> **Texto de lectura**

• 29/01/2025 00:00

Las elecciones ecuatorianas en su contexto

Según Acemoglu, Johnson y Robinson, los recientes ganadores del Nobel de Economía, América Latina forma parte de las excolonias donde se privilegiaron las instituciones de corte extractivo, se dependió más de los recursos naturales y de mano de obra barata, y se fortaleció una élite que tuvo interés en bloquear los desarrollos industriales y tecnológicos que pudieran representarle competencia. La idea de lo público como fundamento para funcionar como sociedad fue débil entonces desde un principio, y en su lugar los problemas fueron atendidos con esa estructura vertical que ponía a las élites como repartidores de las rentas, prestigio y/o poder de los jóvenes Estados. El brillante estudio en el que se desarrollaron esas ideas lo publicaron en 2001 en la prestigiosa revista American economic review bajo el título “The colonial origins of comparative development: An empirical investigation”.

Una reacción a todo esto fueron los proyectos nacional-populares, que en casi todos los países de la región significaron una ampliación de la ciudadanía en términos efectivos, al incluir formal y materialmente a sectores que habían sido excluidos por esas élites: los descamisados, la chusma. Algunos de esos proyectos fueron militares y otros tuvieron liderazgos que luego la ciencia política llamaría populistas, pero, en general, recibieron amplio apoyo popular y crearon nuevas divisiones en el sistema político que aún persisten en algunos países como Argentina (el justicialismo) y Panamá (el PRD).

Sin embargo, aspectos como el desgaste político que representó que estos gobiernos y liderazgos cayeran en las mismas prácticas de las élites originales, la respuesta política y militar de los sectores más reaccionarios, y la incapacidad de sobrevivir políticamente la muerte de sus líderes más carismáticos, entre otras razones, supusieron el declive de estas experiencias. Un lunar en particular fue que sus proyectos tampoco se entendieron como públicos, de todos, sino de los que estaban cerca del proyecto, debido a la lógica de polarización que los discursos de sus líderes usaron.

> **Datos sin procesar**

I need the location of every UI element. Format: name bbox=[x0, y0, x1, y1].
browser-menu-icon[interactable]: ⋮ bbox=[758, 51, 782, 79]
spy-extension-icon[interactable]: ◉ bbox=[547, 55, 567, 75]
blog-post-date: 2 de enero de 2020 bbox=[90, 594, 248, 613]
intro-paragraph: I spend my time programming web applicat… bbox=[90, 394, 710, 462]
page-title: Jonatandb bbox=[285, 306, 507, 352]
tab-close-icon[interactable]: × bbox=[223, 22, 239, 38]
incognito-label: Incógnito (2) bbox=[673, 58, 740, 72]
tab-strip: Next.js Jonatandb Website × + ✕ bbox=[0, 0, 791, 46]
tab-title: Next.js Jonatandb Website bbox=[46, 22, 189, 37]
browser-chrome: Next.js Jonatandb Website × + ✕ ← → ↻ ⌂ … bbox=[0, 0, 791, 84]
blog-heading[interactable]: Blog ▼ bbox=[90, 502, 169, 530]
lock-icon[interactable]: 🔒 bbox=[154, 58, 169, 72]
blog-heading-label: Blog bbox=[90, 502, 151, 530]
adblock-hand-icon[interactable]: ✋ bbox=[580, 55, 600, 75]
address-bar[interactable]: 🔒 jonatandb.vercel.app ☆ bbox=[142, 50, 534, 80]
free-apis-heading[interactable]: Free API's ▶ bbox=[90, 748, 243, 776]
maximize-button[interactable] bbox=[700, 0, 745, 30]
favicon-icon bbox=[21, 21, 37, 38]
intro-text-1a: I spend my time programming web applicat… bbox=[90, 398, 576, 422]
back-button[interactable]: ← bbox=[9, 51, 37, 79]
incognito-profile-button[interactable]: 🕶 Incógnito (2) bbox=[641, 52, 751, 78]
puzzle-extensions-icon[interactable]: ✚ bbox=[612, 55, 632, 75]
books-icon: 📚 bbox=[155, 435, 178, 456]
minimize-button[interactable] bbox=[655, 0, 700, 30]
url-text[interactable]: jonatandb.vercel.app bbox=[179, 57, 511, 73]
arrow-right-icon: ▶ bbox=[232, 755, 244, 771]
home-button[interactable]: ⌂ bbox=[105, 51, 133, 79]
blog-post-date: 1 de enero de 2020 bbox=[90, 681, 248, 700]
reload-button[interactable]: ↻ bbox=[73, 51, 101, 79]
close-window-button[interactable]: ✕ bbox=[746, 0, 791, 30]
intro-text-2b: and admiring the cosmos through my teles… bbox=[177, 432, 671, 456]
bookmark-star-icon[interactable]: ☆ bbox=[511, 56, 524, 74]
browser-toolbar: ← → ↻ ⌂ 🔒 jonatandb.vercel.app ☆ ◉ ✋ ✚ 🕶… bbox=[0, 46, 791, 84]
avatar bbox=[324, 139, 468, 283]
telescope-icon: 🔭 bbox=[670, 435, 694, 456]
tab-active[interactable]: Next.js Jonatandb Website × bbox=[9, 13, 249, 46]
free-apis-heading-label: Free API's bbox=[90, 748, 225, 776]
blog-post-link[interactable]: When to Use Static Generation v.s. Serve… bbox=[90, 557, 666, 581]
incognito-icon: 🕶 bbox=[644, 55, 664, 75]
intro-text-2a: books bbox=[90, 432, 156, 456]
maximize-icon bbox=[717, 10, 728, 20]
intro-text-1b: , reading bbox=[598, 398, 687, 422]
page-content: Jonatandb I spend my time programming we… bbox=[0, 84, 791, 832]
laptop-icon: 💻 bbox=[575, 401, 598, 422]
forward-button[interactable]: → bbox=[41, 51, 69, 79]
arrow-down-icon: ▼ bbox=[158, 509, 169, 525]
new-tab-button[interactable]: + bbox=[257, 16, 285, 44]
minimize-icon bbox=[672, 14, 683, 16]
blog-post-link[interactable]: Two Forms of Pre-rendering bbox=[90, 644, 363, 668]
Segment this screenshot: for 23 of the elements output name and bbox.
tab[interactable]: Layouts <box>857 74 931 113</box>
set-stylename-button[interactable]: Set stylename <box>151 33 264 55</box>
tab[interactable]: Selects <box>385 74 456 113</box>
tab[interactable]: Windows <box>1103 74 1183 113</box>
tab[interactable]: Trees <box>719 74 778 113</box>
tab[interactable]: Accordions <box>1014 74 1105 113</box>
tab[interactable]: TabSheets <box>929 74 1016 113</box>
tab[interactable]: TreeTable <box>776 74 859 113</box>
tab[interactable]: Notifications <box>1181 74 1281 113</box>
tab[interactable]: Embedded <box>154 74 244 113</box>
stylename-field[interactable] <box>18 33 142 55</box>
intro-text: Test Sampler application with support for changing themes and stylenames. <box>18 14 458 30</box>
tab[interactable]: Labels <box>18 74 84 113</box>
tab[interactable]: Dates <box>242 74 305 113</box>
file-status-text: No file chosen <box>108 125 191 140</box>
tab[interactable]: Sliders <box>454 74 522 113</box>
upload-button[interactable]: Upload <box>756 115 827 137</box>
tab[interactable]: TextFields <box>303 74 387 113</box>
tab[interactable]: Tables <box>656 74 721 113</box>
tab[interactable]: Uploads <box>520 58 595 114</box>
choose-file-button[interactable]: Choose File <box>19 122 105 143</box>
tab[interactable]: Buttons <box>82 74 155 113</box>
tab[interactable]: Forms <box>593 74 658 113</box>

> **Tareas a realizar**
a – Responde estas preguntas sobre el artículo de las elecciones ecuatorianas:
(i) ¿En qué año y en qué revista publicaron Acemoglu, Johnson y Robinson el estudio citado?
(ii) ¿Qué dos países se dan como ejemplo de lugares donde aún persisten las divisiones creadas por los proyectos nacional-populares?
(iii) Según el último párrafo, ¿de quiénes se entendieron esos proyectos, en vez de como públicos?
b – Sigue escribiendo el artículo sobre las elecciones ecuatorianas a partir de su última oración.

> **Respuestas en orden**
a –
(i) En 2001, en la American economic review.
(ii) Argentina (el justicialismo) y Panamá (el PRD).
(iii) De los que estaban cerca del proyecto.

b –
A la mayoría de estas experiencias les siguieron dictaduras militares y gobiernos reaccionarios que en medio del apogeo de la guerra fría aprovecharon para reprimir y ejercer violencia sobre los opositores, con el argumento del fantasma del comunismo. Fueron particularmente crudas las dictaduras del Cono Sur, pero en casi todos los países tenemos historias de desapariciones y torturas en este período de la década de los setenta del siglo pasado.

No obstante, en las últimas décadas se transitó a la democracia en la mayoría de los países. La guerra fría pareció terminar con la caída del bloque soviético, y las políticas de ajuste económico dictadas desde Washington se aplicaron con distintos matices en la región. Este contexto dio lugar a democracias con elecciones libres y periódicas en las que se desarrolló el Estado de derecho, pero que seguían montadas en las asimetrías y desigualdades heredadas de las instituciones coloniales originales. Poco tiempo pasó para que los sistemas de partidos tradicionales cayeran en desgracia ante el rechazo popular.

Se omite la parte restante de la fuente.